SHORT EXERCISE:
Return all lines that include the string "嘉定区安亭镇安亭组团".

═══ EXCERPTED DATA

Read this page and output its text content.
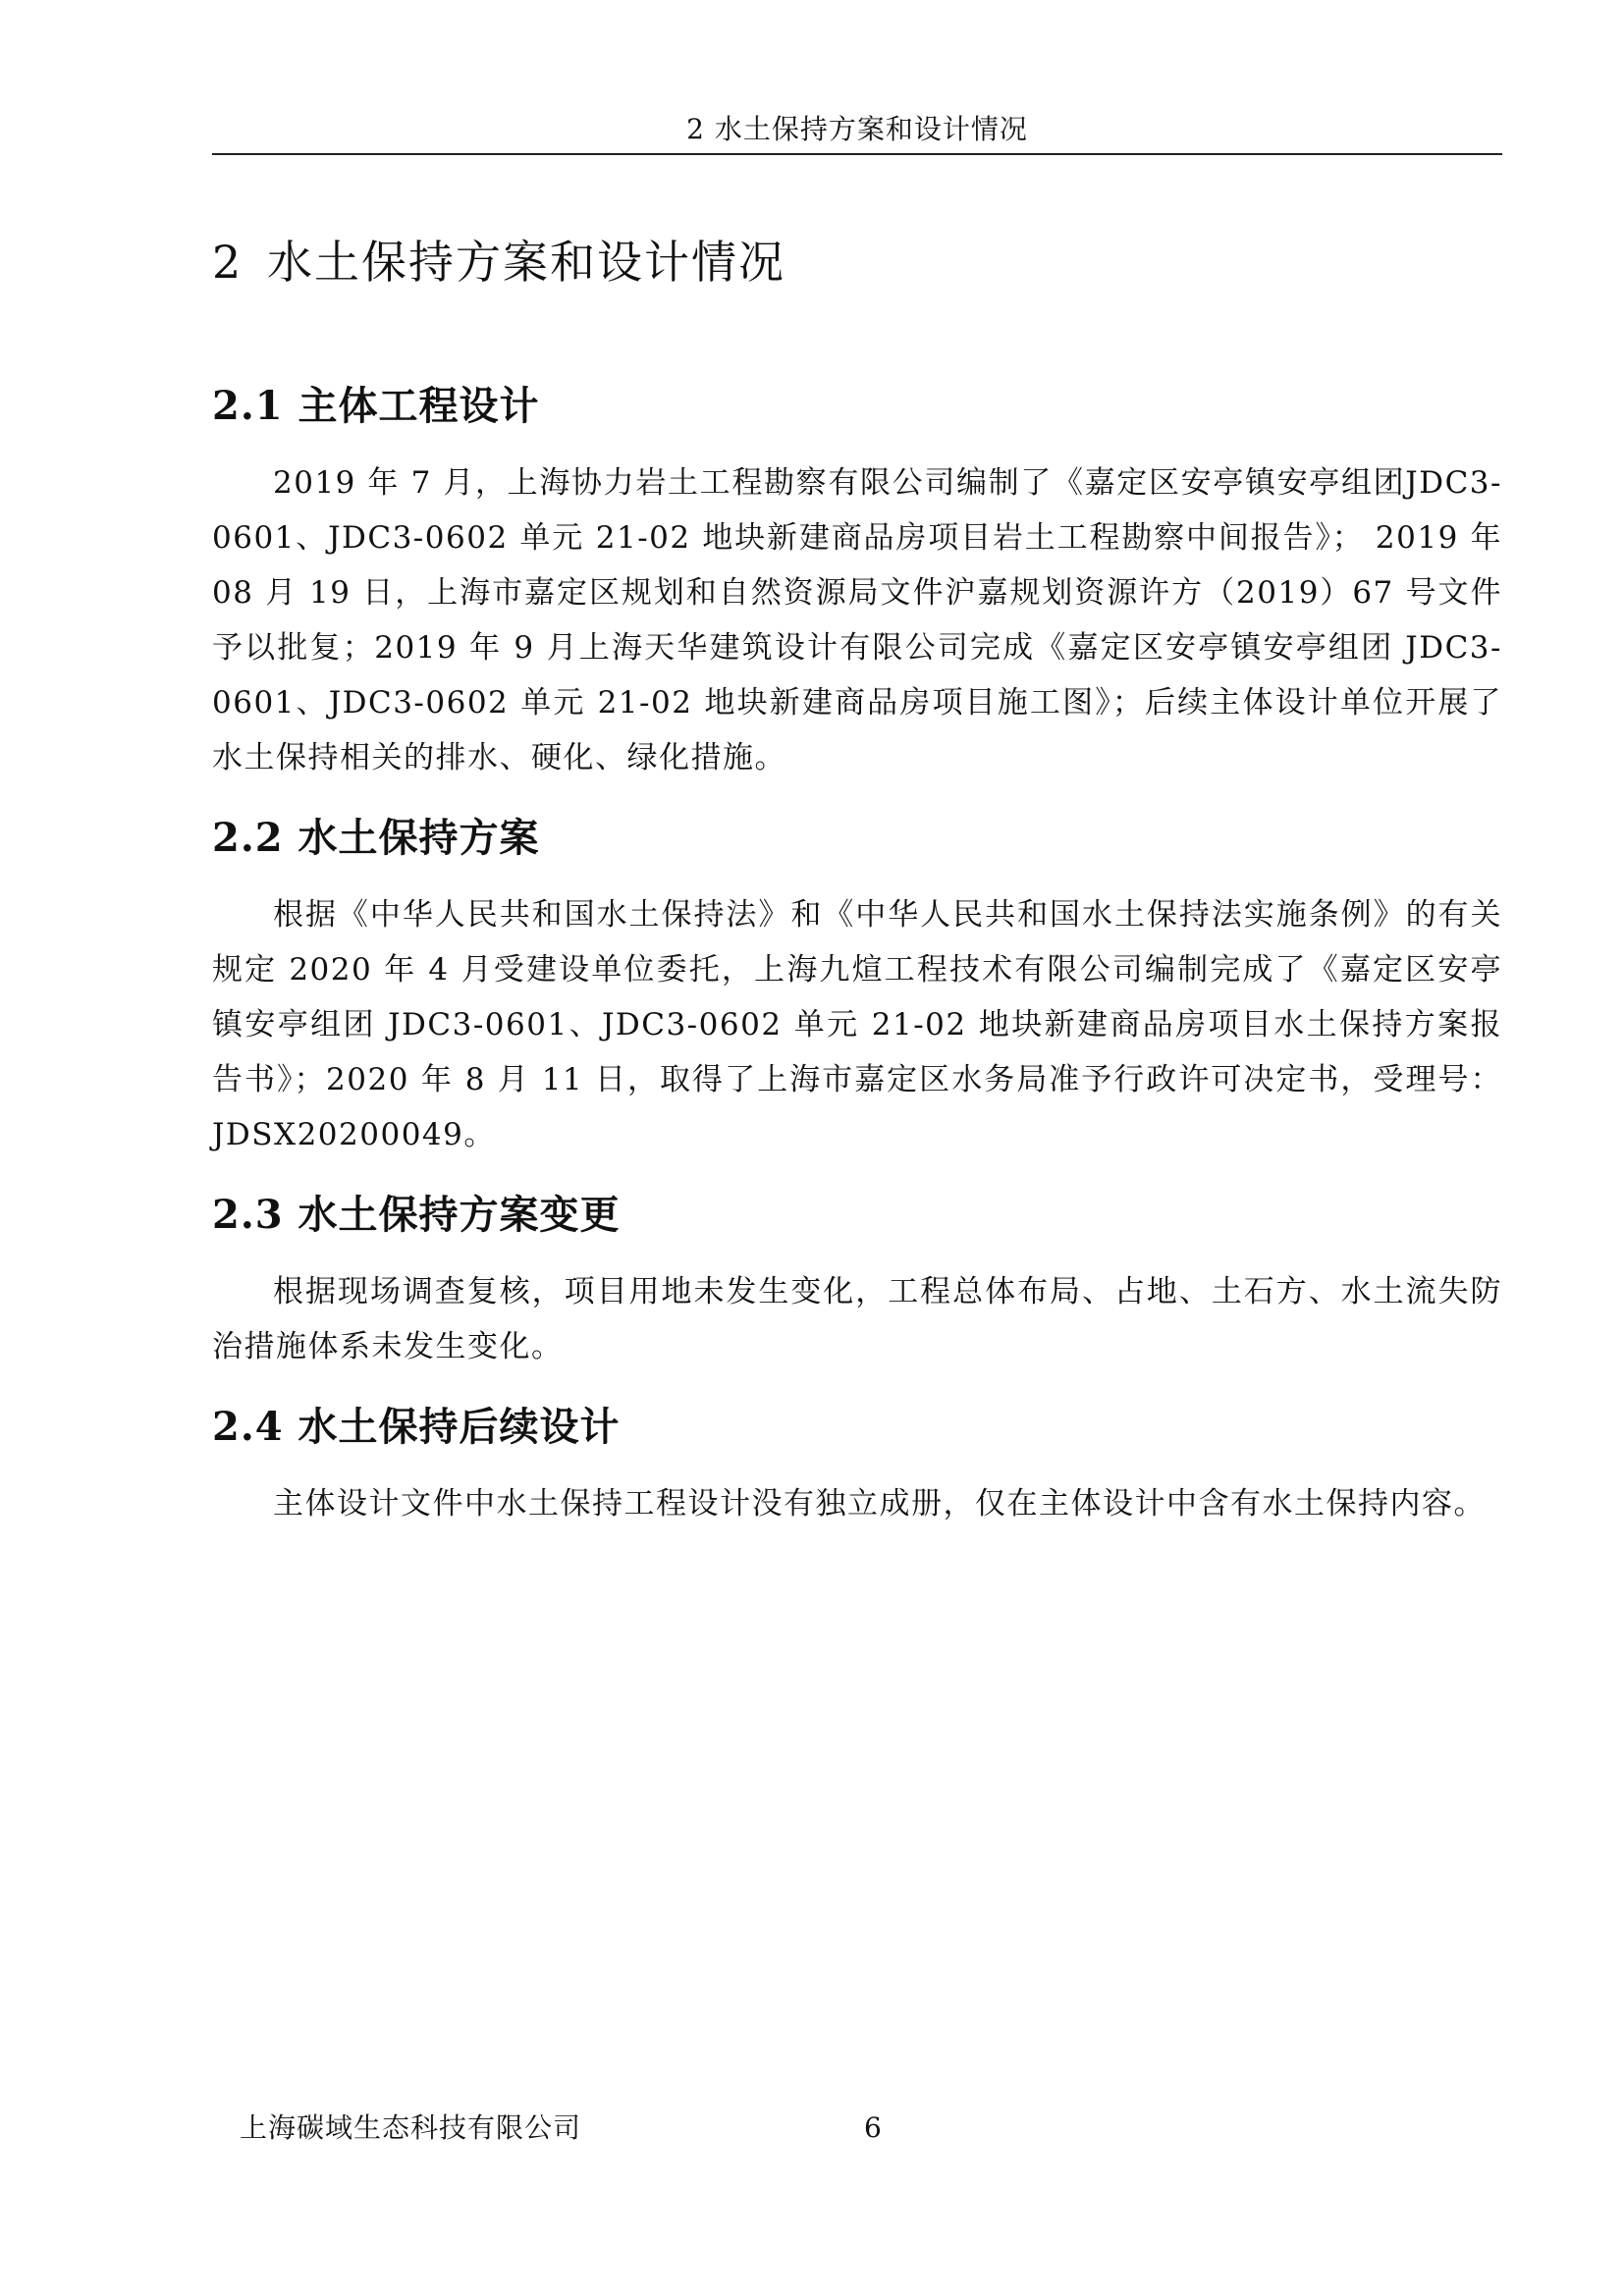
2 水土保持方案和设计情况
2 水土保持方案和设计情况
2.1 主体工程设计

2019 年 7 月，上海协力岩土工程勘察有限公司编制了《嘉定区安亭镇安亭组团JDC3-0601、JDC3-0602 单元 21-02 地块新建商品房项目岩土工程勘察中间报告》； 2019 年 08 月 19 日，上海市嘉定区规划和自然资源局文件沪嘉规划资源许方（2019）67 号文件予以批复；2019 年 9 月上海天华建筑设计有限公司完成《嘉定区安亭镇安亭组团 JDC3-0601、JDC3-0602 单元 21-02 地块新建商品房项目施工图》；后续主体设计单位开展了水土保持相关的排水、硬化、绿化措施。

2.2 水土保持方案

根据《中华人民共和国水土保持法》和《中华人民共和国水土保持法实施条例》的有关规定 2020 年 4 月受建设单位委托，上海九煊工程技术有限公司编制完成了《嘉定区安亭镇安亭组团 JDC3-0601、JDC3-0602 单元 21-02 地块新建商品房项目水土保持方案报告书》；2020 年 8 月 11 日，取得了上海市嘉定区水务局准予行政许可决定书，受理号：JDSX20200049。

2.3 水土保持方案变更

根据现场调查复核，项目用地未发生变化，工程总体布局、占地、土石方、水土流失防治措施体系未发生变化。

2.4 水土保持后续设计

主体设计文件中水土保持工程设计没有独立成册，仅在主体设计中含有水土保持内容。

上海碳域生态科技有限公司	6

══════

FULL OUTPUT:
2019 年 7 月，上海协力岩土工程勘察有限公司编制了《嘉定区安亭镇安亭组团JDC3-0601、JDC3-0602 单元 21-02 地块新建商品房项目岩土工程勘察中间报告》； 2019 年 08 月 19 日，上海市嘉定区规划和自然资源局文件沪嘉规划资源许方（2019）67 号文件予以批复；2019 年 9 月上海天华建筑设计有限公司完成《嘉定区安亭镇安亭组团 JDC3-0601、JDC3-0602 单元 21-02 地块新建商品房项目施工图》；后续主体设计单位开展了水土保持相关的排水、硬化、绿化措施。
根据《中华人民共和国水土保持法》和《中华人民共和国水土保持法实施条例》的有关规定 2020 年 4 月受建设单位委托，上海九煊工程技术有限公司编制完成了《嘉定区安亭镇安亭组团 JDC3-0601、JDC3-0602 单元 21-02 地块新建商品房项目水土保持方案报告书》；2020 年 8 月 11 日，取得了上海市嘉定区水务局准予行政许可决定书，受理号：JDSX20200049。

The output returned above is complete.